◆ **Problem to solve**
Across all the lines below, how many contain the string "that"? Please reply with the number only.

Dataset items
-- begin --
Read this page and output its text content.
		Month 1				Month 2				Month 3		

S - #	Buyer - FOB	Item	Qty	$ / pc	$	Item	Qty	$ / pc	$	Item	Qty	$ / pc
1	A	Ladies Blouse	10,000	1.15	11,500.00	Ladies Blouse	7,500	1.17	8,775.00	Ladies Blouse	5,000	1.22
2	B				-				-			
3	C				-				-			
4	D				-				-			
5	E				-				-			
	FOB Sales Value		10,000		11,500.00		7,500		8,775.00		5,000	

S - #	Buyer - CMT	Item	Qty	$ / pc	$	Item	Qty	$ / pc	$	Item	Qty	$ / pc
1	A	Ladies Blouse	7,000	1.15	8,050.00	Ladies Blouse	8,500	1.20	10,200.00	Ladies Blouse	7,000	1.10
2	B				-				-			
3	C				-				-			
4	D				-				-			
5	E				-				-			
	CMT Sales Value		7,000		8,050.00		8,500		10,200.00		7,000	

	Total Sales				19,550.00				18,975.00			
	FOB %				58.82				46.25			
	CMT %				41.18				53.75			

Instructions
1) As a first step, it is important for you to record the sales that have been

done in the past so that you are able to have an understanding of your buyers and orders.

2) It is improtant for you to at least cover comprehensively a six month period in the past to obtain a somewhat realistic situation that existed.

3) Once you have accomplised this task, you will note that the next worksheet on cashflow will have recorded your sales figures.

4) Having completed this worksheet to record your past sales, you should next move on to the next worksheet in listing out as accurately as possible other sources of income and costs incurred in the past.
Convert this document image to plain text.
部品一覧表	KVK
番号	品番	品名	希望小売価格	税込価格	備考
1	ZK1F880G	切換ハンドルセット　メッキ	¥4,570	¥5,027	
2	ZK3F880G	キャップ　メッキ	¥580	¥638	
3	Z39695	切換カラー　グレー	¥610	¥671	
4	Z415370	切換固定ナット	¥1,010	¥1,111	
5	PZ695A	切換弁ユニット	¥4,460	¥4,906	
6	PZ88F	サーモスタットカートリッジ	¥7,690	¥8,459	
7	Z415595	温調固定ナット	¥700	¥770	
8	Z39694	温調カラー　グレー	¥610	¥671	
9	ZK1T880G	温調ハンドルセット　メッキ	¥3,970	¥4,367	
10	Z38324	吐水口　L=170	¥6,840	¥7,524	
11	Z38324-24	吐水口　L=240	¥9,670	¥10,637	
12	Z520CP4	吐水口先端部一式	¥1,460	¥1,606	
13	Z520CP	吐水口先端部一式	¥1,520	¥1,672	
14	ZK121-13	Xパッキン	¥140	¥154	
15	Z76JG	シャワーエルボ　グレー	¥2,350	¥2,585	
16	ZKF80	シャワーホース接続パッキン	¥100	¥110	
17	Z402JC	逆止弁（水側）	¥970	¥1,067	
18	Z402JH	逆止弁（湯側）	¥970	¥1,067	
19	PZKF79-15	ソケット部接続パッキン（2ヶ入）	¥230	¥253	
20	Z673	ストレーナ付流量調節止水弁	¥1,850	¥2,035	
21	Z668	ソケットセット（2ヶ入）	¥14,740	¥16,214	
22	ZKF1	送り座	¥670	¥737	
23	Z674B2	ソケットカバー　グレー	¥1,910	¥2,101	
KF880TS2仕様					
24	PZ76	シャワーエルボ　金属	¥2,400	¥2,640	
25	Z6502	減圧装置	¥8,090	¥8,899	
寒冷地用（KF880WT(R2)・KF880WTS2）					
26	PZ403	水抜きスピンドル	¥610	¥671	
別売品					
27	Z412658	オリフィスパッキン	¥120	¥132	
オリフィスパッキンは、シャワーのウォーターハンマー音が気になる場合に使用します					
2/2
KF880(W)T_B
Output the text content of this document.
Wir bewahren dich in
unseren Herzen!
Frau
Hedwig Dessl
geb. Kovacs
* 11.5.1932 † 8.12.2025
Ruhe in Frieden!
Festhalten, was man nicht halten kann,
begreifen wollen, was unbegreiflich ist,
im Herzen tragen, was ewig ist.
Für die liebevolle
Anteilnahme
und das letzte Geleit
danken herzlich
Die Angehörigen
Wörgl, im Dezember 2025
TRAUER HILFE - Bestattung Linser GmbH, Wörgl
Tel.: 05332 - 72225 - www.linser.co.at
-- end --
◆ **Task response**
4